### Data excerpts
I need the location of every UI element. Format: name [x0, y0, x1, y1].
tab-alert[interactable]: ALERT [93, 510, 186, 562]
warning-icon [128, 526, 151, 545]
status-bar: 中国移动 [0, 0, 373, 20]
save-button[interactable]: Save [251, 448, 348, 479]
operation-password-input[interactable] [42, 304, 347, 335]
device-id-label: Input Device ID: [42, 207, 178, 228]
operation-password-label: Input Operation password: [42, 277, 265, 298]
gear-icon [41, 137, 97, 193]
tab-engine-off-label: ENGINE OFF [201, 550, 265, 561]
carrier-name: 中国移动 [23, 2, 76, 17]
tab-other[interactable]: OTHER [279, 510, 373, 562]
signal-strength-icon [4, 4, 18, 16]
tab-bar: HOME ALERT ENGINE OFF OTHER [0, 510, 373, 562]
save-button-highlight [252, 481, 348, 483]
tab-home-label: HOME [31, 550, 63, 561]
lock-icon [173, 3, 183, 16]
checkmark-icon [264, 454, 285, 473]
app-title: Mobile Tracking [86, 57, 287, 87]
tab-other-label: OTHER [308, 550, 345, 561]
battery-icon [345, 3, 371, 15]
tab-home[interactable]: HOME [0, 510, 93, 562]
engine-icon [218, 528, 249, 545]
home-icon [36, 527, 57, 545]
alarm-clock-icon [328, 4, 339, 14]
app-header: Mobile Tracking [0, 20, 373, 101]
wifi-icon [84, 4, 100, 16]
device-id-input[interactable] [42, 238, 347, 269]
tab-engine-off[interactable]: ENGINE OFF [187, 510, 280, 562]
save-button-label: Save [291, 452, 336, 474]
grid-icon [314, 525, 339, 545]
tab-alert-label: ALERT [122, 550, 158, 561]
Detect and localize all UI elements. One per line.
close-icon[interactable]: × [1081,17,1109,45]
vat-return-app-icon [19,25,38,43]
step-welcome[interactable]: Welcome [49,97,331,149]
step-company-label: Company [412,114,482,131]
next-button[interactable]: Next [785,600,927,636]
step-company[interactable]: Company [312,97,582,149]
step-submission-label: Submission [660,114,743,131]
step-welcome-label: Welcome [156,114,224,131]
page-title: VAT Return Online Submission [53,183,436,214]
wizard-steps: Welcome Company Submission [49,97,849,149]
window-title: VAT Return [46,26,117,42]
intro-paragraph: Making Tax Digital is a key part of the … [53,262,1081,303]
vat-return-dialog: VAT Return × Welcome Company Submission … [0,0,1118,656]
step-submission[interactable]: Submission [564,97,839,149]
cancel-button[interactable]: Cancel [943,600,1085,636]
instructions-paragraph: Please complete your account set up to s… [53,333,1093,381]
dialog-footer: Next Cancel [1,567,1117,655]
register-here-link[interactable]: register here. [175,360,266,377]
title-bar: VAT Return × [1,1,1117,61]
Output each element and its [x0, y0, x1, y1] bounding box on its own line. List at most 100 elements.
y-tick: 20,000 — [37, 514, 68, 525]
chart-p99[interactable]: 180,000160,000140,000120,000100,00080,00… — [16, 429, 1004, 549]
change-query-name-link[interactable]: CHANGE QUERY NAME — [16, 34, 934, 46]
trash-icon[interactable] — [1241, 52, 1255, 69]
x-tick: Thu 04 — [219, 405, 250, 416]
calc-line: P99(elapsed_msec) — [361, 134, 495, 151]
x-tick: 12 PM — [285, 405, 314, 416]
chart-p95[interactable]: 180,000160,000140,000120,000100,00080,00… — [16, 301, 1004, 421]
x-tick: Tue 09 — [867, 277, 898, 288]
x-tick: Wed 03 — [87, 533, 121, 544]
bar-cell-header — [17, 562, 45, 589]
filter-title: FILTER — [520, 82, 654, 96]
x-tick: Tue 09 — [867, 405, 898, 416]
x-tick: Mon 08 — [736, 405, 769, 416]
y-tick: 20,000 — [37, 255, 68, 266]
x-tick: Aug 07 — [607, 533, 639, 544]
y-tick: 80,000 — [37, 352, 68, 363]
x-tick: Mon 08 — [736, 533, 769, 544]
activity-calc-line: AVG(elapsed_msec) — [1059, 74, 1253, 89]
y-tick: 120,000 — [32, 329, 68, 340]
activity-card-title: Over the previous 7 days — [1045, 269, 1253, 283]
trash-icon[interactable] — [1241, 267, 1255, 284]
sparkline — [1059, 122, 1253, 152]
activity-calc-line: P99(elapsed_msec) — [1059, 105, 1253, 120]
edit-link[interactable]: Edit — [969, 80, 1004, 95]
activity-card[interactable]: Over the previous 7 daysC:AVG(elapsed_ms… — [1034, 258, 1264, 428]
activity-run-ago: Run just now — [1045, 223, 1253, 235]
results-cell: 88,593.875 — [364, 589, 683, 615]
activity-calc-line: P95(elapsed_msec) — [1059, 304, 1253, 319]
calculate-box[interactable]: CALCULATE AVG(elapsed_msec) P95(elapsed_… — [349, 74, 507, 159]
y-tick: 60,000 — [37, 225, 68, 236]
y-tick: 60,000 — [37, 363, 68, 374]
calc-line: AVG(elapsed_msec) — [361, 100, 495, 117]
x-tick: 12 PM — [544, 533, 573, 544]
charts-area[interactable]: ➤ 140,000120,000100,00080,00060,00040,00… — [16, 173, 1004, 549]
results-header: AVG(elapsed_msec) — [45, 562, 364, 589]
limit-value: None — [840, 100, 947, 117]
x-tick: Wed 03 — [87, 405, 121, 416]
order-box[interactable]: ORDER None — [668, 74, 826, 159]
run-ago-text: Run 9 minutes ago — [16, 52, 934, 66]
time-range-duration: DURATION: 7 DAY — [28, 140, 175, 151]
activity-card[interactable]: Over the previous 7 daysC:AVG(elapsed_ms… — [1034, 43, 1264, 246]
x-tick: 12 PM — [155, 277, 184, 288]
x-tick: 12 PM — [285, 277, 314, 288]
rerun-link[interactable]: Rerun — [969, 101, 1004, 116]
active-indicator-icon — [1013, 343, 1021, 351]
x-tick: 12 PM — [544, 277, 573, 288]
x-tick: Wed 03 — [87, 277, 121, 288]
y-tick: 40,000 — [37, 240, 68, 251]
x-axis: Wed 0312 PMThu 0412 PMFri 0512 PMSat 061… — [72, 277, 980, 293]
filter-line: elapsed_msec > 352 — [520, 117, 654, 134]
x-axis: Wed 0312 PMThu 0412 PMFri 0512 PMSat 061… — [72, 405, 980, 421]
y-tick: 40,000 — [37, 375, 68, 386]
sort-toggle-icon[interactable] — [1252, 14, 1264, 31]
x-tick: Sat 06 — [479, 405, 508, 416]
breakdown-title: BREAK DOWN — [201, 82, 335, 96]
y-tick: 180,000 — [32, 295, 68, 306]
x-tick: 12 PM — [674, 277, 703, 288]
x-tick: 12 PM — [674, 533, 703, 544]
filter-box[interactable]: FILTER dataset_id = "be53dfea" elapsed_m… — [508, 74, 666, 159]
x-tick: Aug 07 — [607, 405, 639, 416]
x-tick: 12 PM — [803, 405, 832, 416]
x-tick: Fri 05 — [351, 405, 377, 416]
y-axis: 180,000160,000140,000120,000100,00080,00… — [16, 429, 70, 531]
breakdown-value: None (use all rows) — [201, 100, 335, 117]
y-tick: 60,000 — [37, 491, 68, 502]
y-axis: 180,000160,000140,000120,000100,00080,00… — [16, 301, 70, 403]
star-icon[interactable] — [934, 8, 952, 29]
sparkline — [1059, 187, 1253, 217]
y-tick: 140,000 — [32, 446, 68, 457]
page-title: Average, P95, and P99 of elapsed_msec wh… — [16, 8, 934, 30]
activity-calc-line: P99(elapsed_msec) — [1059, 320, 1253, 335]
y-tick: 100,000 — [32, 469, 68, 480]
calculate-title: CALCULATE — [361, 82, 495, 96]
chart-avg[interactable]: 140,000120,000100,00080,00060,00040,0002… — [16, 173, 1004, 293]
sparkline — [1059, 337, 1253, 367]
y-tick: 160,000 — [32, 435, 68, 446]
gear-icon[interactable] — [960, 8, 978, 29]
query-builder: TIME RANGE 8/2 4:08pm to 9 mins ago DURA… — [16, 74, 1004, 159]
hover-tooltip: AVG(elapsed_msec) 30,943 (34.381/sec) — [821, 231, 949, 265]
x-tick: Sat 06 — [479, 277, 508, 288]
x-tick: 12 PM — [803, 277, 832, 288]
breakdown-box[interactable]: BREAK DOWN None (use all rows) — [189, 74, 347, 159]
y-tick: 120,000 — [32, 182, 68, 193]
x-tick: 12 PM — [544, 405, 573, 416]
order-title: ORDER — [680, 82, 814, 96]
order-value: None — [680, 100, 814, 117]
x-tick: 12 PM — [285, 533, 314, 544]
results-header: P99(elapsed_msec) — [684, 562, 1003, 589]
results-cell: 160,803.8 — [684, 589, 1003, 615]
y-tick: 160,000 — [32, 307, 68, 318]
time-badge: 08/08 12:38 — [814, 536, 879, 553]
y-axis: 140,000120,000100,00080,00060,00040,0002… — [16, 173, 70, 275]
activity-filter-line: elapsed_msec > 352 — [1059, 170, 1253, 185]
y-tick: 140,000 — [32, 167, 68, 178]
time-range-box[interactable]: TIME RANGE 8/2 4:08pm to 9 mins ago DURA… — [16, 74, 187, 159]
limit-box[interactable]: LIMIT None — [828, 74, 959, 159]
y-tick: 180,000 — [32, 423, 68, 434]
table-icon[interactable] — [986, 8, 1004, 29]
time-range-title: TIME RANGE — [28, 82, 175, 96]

### Written exercise
Rewrite the lines from the first one through the line containing "save-button[interactable]: Save [251, 448, 348, 479]", replacing "location" with "position" and leaving everything else unchanged; return only those lines.

### Exercise result
I need the position of every UI element. Format: name [x0, y0, x1, y1].
tab-alert[interactable]: ALERT [93, 510, 186, 562]
warning-icon [128, 526, 151, 545]
status-bar: 中国移动 [0, 0, 373, 20]
save-button[interactable]: Save [251, 448, 348, 479]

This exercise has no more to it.